*Passage for review:*
The responding node **should** respect the `bytes` limit from the request. In the absence of a specific limit, the recommended soft limit for `BlockAccessLists` responses is 2 MiB.

### Unchanged Messages

Messages 0x00–0x05 (`GetAccountRange`, `AccountRange`, `GetStorageRanges`, `StorageRanges`, `GetByteCodes`, `ByteCodes`) are unchanged from snap/1.

### Validation

Received BALs **must** be validated by computing `keccak256(rlp.encode(bal))` and comparing against the `block-access-list-hash` in the corresponding block header. See [EIP-7928](./eip-7928.md) for the BAL encoding format.

### Synchronization Algorithm

snap/2 replaces trie healing with BAL-based catch-up:

1. Download headers and identify the chain head.
2. Pick a pivot block P sufficiently behind the chain head (e.g., HEAD-64) to reduce the likelihood of P being reorged while remaining recent enough that serving peers still hold its state in memory.
3. Bulk download state at P via `GetAccountRange`, `GetStorageRanges`, `GetByteCodes`.

*Provided records:*
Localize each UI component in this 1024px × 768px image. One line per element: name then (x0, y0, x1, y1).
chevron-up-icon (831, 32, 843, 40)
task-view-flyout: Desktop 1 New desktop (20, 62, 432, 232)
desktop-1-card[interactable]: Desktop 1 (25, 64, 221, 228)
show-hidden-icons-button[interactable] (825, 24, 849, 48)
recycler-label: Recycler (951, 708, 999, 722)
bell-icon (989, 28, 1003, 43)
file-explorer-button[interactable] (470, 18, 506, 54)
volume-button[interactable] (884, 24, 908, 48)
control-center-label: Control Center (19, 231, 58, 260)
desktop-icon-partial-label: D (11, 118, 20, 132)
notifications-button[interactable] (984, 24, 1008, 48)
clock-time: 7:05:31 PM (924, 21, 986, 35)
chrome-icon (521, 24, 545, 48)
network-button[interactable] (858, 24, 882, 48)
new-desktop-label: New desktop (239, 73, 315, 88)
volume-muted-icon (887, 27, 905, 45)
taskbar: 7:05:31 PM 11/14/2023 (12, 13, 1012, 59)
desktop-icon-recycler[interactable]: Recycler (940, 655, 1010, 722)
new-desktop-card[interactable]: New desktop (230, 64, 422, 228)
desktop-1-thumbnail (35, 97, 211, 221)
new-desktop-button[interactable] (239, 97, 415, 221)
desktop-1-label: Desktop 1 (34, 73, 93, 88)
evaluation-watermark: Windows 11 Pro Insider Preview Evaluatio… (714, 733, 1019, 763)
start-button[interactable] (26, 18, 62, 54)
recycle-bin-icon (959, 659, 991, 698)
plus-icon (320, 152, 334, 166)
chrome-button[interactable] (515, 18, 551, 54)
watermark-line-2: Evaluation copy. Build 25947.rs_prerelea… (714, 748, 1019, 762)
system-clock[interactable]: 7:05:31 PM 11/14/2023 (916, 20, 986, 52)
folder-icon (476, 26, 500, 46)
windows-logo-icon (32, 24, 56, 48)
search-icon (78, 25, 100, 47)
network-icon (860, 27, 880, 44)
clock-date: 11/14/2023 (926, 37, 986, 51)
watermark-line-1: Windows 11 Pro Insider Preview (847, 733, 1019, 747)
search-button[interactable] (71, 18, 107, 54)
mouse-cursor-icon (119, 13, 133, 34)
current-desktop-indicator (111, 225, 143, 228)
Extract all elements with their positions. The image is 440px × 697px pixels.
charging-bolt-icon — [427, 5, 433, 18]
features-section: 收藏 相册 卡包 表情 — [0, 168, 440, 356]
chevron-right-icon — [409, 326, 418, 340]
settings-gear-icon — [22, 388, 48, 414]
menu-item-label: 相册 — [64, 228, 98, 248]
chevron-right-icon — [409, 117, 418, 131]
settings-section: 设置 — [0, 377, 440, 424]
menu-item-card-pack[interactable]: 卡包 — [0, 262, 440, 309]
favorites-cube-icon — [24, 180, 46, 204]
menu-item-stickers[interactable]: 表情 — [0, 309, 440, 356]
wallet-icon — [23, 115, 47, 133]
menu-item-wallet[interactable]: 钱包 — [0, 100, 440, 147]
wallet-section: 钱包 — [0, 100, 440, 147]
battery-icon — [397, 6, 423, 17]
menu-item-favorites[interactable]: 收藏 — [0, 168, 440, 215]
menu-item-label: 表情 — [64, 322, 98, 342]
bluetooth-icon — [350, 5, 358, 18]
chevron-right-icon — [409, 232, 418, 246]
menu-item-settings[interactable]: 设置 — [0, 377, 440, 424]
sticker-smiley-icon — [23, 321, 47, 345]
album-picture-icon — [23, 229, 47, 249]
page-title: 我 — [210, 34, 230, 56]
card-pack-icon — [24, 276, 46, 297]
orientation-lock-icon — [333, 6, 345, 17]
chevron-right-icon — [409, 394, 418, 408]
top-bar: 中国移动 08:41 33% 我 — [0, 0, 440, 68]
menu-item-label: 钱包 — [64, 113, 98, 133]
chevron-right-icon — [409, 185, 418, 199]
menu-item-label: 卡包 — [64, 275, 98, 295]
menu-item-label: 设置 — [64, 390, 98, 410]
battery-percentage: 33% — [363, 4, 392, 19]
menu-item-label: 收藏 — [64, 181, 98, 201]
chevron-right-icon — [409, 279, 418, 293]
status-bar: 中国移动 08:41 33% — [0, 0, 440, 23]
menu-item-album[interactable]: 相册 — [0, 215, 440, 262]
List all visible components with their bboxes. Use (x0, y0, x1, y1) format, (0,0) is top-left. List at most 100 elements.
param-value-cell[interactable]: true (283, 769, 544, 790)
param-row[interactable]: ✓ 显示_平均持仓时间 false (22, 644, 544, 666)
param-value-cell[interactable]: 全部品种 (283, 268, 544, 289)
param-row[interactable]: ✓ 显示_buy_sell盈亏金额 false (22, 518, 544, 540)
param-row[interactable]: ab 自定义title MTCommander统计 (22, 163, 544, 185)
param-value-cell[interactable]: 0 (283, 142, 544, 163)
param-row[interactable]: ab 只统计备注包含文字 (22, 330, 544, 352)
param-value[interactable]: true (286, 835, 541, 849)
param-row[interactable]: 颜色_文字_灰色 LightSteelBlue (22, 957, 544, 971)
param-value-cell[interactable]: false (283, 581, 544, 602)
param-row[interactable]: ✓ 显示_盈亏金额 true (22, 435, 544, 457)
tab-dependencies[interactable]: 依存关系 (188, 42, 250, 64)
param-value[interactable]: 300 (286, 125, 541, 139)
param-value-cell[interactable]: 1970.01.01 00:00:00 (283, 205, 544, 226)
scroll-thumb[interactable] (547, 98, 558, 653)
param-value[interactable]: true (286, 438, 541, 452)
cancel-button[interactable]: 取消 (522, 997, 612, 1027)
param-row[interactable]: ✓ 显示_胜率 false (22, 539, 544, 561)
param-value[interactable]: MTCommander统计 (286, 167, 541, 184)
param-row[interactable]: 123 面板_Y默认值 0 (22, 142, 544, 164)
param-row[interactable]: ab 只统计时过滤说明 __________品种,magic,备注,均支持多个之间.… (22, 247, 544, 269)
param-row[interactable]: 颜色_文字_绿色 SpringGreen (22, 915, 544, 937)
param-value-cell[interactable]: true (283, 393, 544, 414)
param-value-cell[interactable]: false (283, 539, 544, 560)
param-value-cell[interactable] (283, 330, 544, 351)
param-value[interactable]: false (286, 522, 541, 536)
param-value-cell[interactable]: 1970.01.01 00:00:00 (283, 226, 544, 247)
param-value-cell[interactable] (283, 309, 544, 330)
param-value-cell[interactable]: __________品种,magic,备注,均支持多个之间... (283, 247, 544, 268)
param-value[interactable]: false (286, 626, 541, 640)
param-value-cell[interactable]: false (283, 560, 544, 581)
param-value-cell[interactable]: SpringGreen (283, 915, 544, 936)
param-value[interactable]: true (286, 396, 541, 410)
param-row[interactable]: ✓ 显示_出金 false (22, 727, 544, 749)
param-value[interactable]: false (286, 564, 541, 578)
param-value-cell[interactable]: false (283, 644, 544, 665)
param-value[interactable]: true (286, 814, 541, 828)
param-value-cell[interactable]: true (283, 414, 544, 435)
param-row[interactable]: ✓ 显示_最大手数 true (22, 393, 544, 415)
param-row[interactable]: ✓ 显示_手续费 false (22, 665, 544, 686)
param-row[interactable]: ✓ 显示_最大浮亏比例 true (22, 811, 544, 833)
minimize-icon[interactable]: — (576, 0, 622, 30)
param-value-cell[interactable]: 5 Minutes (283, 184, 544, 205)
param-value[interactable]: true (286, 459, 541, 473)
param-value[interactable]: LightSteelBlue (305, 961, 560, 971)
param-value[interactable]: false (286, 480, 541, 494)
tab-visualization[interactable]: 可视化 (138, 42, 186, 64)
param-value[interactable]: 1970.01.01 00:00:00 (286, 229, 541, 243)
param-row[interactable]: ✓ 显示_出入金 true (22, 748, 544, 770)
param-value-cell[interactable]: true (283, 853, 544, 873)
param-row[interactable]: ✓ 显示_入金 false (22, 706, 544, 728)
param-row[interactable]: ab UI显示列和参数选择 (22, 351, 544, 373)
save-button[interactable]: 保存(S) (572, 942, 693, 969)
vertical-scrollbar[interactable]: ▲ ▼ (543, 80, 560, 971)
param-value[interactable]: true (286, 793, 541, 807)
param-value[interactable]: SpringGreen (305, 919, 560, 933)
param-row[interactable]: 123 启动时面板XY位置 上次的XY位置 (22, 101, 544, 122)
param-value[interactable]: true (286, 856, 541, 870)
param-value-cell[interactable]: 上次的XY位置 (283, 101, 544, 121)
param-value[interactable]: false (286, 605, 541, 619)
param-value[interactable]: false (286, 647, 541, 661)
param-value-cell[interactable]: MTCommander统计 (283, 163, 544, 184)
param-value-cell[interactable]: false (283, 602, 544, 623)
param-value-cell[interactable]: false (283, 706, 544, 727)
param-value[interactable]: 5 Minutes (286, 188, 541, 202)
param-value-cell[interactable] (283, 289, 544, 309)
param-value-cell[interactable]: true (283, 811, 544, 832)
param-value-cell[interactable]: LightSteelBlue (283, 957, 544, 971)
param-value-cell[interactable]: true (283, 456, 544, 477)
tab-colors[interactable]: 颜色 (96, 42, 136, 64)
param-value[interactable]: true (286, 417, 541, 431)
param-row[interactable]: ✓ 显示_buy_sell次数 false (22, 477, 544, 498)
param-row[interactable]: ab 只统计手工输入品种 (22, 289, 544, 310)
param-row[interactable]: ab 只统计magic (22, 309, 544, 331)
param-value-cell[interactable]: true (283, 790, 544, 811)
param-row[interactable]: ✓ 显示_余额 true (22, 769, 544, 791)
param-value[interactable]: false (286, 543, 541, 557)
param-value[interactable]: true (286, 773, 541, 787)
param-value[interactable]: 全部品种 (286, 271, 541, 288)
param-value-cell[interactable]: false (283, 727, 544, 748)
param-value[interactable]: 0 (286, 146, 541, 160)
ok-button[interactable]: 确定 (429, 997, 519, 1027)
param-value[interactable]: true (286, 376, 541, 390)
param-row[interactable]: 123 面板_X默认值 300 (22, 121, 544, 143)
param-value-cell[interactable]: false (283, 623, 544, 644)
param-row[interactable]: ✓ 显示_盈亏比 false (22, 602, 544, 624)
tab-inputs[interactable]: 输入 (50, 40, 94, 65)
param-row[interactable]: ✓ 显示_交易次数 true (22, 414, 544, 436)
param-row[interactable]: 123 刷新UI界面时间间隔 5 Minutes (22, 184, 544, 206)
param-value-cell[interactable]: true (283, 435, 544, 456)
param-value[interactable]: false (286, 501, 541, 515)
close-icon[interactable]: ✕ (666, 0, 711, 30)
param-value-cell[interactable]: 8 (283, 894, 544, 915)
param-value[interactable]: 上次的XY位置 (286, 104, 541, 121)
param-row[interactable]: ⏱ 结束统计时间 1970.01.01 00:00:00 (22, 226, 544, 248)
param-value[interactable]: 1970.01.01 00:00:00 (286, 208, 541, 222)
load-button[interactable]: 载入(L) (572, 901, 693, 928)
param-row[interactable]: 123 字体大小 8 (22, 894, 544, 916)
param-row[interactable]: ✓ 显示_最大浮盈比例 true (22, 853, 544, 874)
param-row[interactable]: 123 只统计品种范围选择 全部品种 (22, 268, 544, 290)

*Required tasks:*
1. In the snap/2 passage, what is the recommended soft limit for `BlockAccessLists` responses when the request sets no specific limit?
2. Duplicate the part of the snap/2 passage that opens with the words "### Unchanged Messages" and closes with "BAL encoding format.".

*Outputs by task:*
1. 2 MiB.

2.
### Unchanged Messages

Messages 0x00–0x05 (`GetAccountRange`, `AccountRange`, `GetStorageRanges`, `StorageRanges`, `GetByteCodes`, `ByteCodes`) are unchanged from snap/1.

### Validation

Received BALs **must** be validated by computing `keccak256(rlp.encode(bal))` and comparing against the `block-access-list-hash` in the corresponding block header. See [EIP-7928](./eip-7928.md) for the BAL encoding format.